• Aim: Go through the listing below and list every line with "SAUTHEUZ".
+++ Input material +++
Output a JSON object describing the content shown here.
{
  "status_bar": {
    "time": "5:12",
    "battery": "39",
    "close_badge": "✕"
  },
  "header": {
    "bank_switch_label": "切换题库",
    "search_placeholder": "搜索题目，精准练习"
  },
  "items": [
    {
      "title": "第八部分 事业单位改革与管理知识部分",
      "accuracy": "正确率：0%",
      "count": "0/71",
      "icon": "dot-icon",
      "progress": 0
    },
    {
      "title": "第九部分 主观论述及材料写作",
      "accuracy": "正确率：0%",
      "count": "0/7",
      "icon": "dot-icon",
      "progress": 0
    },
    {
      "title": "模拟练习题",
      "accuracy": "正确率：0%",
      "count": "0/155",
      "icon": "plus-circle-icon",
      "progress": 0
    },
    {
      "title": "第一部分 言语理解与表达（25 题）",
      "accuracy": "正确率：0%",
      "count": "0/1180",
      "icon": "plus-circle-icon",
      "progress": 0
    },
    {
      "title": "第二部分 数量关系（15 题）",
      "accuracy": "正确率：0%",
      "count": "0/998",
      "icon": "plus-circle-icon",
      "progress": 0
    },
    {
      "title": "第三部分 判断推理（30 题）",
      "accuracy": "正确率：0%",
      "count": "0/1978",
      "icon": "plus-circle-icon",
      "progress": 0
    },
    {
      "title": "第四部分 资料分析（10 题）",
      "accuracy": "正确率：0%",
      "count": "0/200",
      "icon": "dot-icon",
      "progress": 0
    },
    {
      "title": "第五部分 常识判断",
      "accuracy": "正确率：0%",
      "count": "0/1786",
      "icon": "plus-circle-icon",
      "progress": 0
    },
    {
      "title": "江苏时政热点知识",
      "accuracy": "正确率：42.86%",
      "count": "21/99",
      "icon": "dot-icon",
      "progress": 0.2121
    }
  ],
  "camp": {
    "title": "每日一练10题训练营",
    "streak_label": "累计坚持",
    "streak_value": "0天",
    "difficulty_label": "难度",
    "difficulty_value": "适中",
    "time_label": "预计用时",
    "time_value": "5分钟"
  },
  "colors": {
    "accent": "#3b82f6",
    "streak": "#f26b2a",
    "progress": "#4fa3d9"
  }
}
+++
+++ Input material +++
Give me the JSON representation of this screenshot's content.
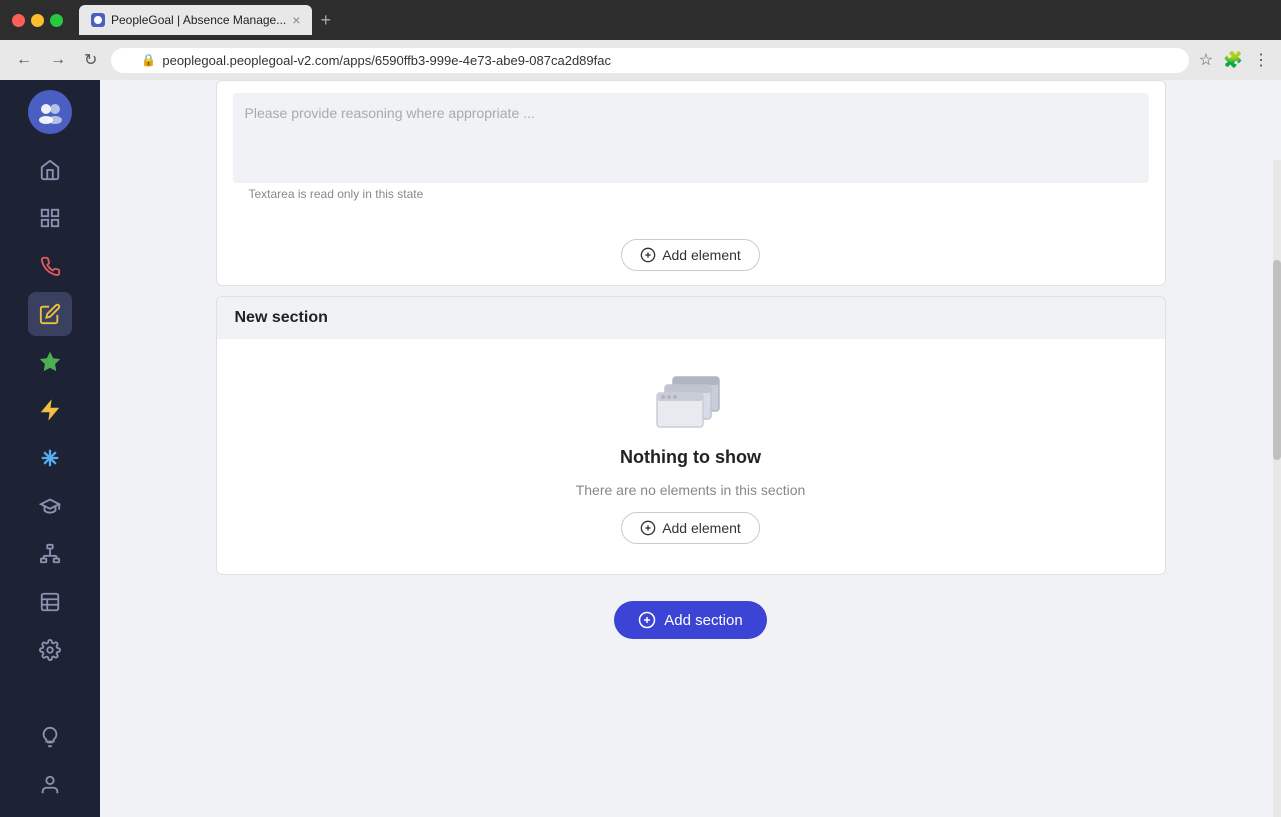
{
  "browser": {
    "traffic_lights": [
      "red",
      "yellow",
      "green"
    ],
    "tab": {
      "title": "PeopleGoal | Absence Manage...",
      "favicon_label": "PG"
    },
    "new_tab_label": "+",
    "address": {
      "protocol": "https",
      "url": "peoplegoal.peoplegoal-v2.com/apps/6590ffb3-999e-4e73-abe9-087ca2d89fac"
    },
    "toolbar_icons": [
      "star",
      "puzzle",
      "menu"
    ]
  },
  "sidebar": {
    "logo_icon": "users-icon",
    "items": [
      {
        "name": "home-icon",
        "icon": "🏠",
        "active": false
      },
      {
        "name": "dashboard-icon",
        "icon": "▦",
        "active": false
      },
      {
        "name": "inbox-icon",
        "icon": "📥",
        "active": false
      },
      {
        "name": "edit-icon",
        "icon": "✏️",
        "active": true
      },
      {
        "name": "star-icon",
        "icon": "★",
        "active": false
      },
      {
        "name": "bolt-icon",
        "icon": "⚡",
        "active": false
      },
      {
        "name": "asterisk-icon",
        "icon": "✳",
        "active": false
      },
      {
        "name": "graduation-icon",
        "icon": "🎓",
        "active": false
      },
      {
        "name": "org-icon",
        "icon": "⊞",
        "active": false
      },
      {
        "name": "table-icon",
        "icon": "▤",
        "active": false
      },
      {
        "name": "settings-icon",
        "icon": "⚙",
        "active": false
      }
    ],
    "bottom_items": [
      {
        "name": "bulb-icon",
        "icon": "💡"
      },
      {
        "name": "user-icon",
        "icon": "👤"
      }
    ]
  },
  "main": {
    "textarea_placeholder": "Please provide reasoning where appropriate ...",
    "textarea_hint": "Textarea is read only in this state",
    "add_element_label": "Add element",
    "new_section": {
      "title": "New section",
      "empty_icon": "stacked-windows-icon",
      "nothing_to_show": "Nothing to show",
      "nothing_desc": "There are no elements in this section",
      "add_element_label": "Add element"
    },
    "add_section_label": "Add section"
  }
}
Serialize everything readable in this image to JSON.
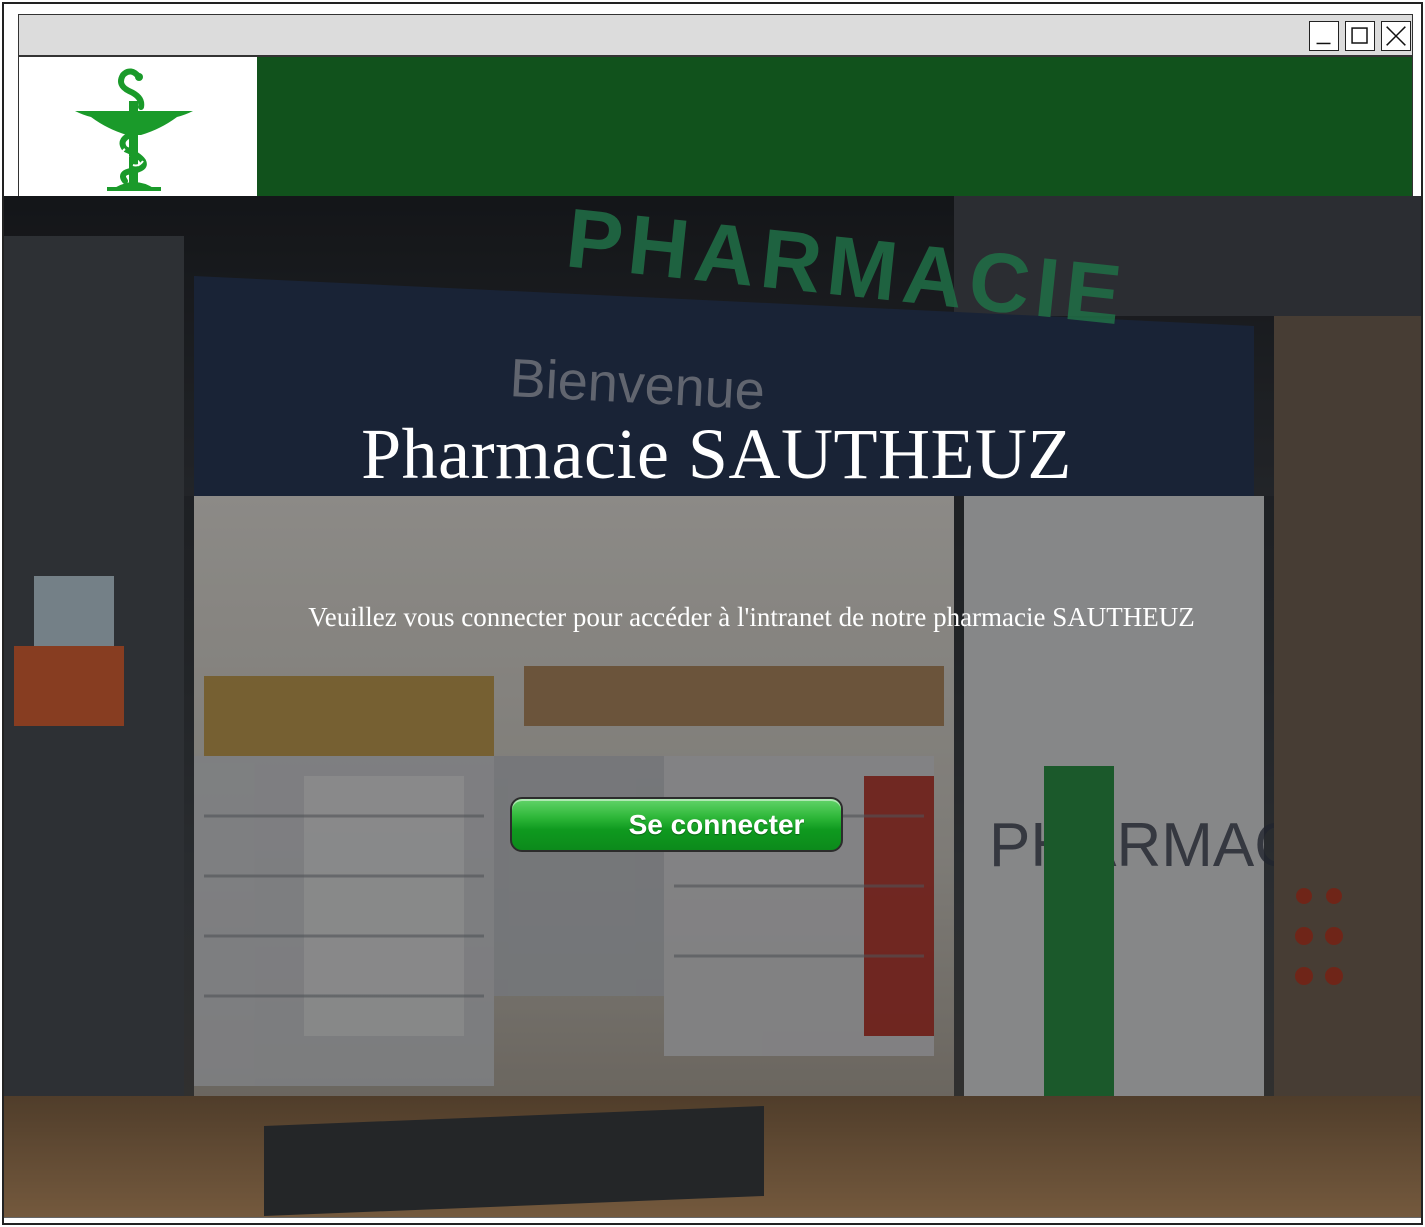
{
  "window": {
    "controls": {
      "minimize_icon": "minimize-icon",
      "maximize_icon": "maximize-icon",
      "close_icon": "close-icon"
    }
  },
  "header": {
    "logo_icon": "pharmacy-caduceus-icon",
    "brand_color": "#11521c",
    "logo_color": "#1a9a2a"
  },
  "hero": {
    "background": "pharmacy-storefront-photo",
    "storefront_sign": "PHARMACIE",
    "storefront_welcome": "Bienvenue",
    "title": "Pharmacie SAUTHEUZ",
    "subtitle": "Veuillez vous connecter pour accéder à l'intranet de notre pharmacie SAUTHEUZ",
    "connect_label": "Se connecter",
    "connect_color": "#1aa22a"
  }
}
+++
• Answer:
    "title": "Pharmacie SAUTHEUZ",
    "subtitle": "Veuillez vous connecter pour accéder à l'intranet de notre pharmacie SAUTHEUZ",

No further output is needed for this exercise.